→ PROBLEM TO SOLVE:
Print the complete set of entries exactly.
— Start —
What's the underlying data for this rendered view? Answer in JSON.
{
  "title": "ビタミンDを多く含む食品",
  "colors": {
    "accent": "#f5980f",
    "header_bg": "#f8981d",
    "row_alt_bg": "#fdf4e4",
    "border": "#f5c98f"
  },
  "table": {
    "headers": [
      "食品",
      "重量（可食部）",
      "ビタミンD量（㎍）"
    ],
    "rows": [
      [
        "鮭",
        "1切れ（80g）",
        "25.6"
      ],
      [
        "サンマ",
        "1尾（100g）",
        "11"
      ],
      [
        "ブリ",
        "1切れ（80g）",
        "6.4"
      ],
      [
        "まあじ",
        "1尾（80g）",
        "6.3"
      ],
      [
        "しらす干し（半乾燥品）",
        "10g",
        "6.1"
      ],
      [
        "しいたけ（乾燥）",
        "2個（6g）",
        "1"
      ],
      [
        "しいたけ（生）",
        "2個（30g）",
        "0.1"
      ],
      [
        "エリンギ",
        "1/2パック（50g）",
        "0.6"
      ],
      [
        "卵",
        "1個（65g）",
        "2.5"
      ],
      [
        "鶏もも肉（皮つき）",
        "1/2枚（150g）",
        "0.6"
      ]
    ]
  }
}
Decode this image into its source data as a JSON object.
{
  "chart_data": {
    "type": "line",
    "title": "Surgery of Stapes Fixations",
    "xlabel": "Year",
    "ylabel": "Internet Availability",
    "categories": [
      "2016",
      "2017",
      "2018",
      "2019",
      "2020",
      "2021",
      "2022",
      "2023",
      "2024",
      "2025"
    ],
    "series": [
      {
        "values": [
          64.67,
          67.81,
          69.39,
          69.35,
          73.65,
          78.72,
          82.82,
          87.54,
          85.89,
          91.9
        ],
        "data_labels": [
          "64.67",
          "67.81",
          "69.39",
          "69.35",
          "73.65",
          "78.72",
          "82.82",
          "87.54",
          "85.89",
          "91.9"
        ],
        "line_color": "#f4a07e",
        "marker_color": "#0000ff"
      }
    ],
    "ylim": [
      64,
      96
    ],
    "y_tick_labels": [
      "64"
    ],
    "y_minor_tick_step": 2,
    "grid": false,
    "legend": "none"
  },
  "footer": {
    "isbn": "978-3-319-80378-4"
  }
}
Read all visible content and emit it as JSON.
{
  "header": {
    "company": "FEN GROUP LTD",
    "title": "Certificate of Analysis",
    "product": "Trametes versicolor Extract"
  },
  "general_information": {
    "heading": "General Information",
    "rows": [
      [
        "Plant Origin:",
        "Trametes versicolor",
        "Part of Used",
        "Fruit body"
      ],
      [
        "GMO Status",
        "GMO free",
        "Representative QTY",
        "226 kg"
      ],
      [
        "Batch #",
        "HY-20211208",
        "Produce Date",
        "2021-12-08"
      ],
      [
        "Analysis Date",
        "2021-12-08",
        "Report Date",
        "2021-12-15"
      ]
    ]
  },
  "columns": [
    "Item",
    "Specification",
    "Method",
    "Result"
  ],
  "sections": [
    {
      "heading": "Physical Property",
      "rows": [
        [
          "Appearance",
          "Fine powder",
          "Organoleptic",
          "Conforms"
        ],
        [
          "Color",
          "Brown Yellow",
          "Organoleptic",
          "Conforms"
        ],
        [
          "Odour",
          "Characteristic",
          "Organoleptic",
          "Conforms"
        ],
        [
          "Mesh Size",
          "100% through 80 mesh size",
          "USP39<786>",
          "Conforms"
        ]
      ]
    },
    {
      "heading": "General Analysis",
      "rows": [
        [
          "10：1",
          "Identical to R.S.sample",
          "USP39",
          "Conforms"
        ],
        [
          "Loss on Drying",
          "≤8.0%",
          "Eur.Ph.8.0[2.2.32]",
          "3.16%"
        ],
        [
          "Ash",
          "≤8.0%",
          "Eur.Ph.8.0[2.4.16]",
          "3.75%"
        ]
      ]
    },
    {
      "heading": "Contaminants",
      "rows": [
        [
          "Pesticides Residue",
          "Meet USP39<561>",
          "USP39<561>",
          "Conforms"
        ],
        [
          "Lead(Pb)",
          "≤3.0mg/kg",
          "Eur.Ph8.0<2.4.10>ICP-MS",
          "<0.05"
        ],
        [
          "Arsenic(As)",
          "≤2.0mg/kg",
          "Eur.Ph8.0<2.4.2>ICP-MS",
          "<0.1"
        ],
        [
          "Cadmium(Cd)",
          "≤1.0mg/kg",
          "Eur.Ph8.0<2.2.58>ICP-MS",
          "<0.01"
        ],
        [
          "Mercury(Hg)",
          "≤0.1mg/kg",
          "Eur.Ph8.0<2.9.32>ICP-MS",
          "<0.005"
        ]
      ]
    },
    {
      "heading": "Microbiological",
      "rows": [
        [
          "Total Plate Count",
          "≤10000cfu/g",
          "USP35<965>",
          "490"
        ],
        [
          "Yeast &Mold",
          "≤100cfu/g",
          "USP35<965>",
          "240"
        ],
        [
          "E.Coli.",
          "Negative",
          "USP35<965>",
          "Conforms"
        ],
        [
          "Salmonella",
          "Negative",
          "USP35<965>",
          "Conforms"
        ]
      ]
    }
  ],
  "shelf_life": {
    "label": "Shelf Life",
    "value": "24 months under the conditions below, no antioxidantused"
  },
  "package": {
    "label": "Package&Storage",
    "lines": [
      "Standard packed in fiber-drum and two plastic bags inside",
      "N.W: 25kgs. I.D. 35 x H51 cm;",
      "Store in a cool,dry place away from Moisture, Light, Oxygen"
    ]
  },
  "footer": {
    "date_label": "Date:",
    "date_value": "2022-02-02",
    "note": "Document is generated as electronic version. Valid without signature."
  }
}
— End —
→ IN RESPONSE:
What's the underlying data for this rendered view? Answer in JSON.
{
  "title": "ビタミンDを多く含む食品",
  "colors": {
    "accent": "#f5980f",
    "header_bg": "#f8981d",
    "row_alt_bg": "#fdf4e4",
    "border": "#f5c98f"
  },
  "table": {
    "headers": [
      "食品",
      "重量（可食部）",
      "ビタミンD量（㎍）"
    ],
    "rows": [
      [
        "鮭",
        "1切れ（80g）",
        "25.6"
      ],
      [
        "サンマ",
        "1尾（100g）",
        "11"
      ],
      [
        "ブリ",
        "1切れ（80g）",
        "6.4"
      ],
      [
        "まあじ",
        "1尾（80g）",
        "6.3"
      ],
      [
        "しらす干し（半乾燥品）",
        "10g",
        "6.1"
      ],
      [
        "しいたけ（乾燥）",
        "2個（6g）",
        "1"
      ],
      [
        "しいたけ（生）",
        "2個（30g）",
        "0.1"
      ],
      [
        "エリンギ",
        "1/2パック（50g）",
        "0.6"
      ],
      [
        "卵",
        "1個（65g）",
        "2.5"
      ],
      [
        "鶏もも肉（皮つき）",
        "1/2枚（150g）",
        "0.6"
      ]
    ]
  }
}
Decode this image into its source data as a JSON object.
{
  "chart_data": {
    "type": "line",
    "title": "Surgery of Stapes Fixations",
    "xlabel": "Year",
    "ylabel": "Internet Availability",
    "categories": [
      "2016",
      "2017",
      "2018",
      "2019",
      "2020",
      "2021",
      "2022",
      "2023",
      "2024",
      "2025"
    ],
    "series": [
      {
        "values": [
          64.67,
          67.81,
          69.39,
          69.35,
          73.65,
          78.72,
          82.82,
          87.54,
          85.89,
          91.9
        ],
        "data_labels": [
          "64.67",
          "67.81",
          "69.39",
          "69.35",
          "73.65",
          "78.72",
          "82.82",
          "87.54",
          "85.89",
          "91.9"
        ],
        "line_color": "#f4a07e",
        "marker_color": "#0000ff"
      }
    ],
    "ylim": [
      64,
      96
    ],
    "y_tick_labels": [
      "64"
    ],
    "y_minor_tick_step": 2,
    "grid": false,
    "legend": "none"
  },
  "footer": {
    "isbn": "978-3-319-80378-4"
  }
}
Read all visible content and emit it as JSON.
{
  "header": {
    "company": "FEN GROUP LTD",
    "title": "Certificate of Analysis",
    "product": "Trametes versicolor Extract"
  },
  "general_information": {
    "heading": "General Information",
    "rows": [
      [
        "Plant Origin:",
        "Trametes versicolor",
        "Part of Used",
        "Fruit body"
      ],
      [
        "GMO Status",
        "GMO free",
        "Representative QTY",
        "226 kg"
      ],
      [
        "Batch #",
        "HY-20211208",
        "Produce Date",
        "2021-12-08"
      ],
      [
        "Analysis Date",
        "2021-12-08",
        "Report Date",
        "2021-12-15"
      ]
    ]
  },
  "columns": [
    "Item",
    "Specification",
    "Method",
    "Result"
  ],
  "sections": [
    {
      "heading": "Physical Property",
      "rows": [
        [
          "Appearance",
          "Fine powder",
          "Organoleptic",
          "Conforms"
        ],
        [
          "Color",
          "Brown Yellow",
          "Organoleptic",
          "Conforms"
        ],
        [
          "Odour",
          "Characteristic",
          "Organoleptic",
          "Conforms"
        ],
        [
          "Mesh Size",
          "100% through 80 mesh size",
          "USP39<786>",
          "Conforms"
        ]
      ]
    },
    {
      "heading": "General Analysis",
      "rows": [
        [
          "10：1",
          "Identical to R.S.sample",
          "USP39",
          "Conforms"
        ],
        [
          "Loss on Drying",
          "≤8.0%",
          "Eur.Ph.8.0[2.2.32]",
          "3.16%"
        ],
        [
          "Ash",
          "≤8.0%",
          "Eur.Ph.8.0[2.4.16]",
          "3.75%"
        ]
      ]
    },
    {
      "heading": "Contaminants",
      "rows": [
        [
          "Pesticides Residue",
          "Meet USP39<561>",
          "USP39<561>",
          "Conforms"
        ],
        [
          "Lead(Pb)",
          "≤3.0mg/kg",
          "Eur.Ph8.0<2.4.10>ICP-MS",
          "<0.05"
        ],
        [
          "Arsenic(As)",
          "≤2.0mg/kg",
          "Eur.Ph8.0<2.4.2>ICP-MS",
          "<0.1"
        ],
        [
          "Cadmium(Cd)",
          "≤1.0mg/kg",
          "Eur.Ph8.0<2.2.58>ICP-MS",
          "<0.01"
        ],
        [
          "Mercury(Hg)",
          "≤0.1mg/kg",
          "Eur.Ph8.0<2.9.32>ICP-MS",
          "<0.005"
        ]
      ]
    },
    {
      "heading": "Microbiological",
      "rows": [
        [
          "Total Plate Count",
          "≤10000cfu/g",
          "USP35<965>",
          "490"
        ],
        [
          "Yeast &Mold",
          "≤100cfu/g",
          "USP35<965>",
          "240"
        ],
        [
          "E.Coli.",
          "Negative",
          "USP35<965>",
          "Conforms"
        ],
        [
          "Salmonella",
          "Negative",
          "USP35<965>",
          "Conforms"
        ]
      ]
    }
  ],
  "shelf_life": {
    "label": "Shelf Life",
    "value": "24 months under the conditions below, no antioxidantused"
  },
  "package": {
    "label": "Package&Storage",
    "lines": [
      "Standard packed in fiber-drum and two plastic bags inside",
      "N.W: 25kgs. I.D. 35 x H51 cm;",
      "Store in a cool,dry place away from Moisture, Light, Oxygen"
    ]
  },
  "footer": {
    "date_label": "Date:",
    "date_value": "2022-02-02",
    "note": "Document is generated as electronic version. Valid without signature."
  }
}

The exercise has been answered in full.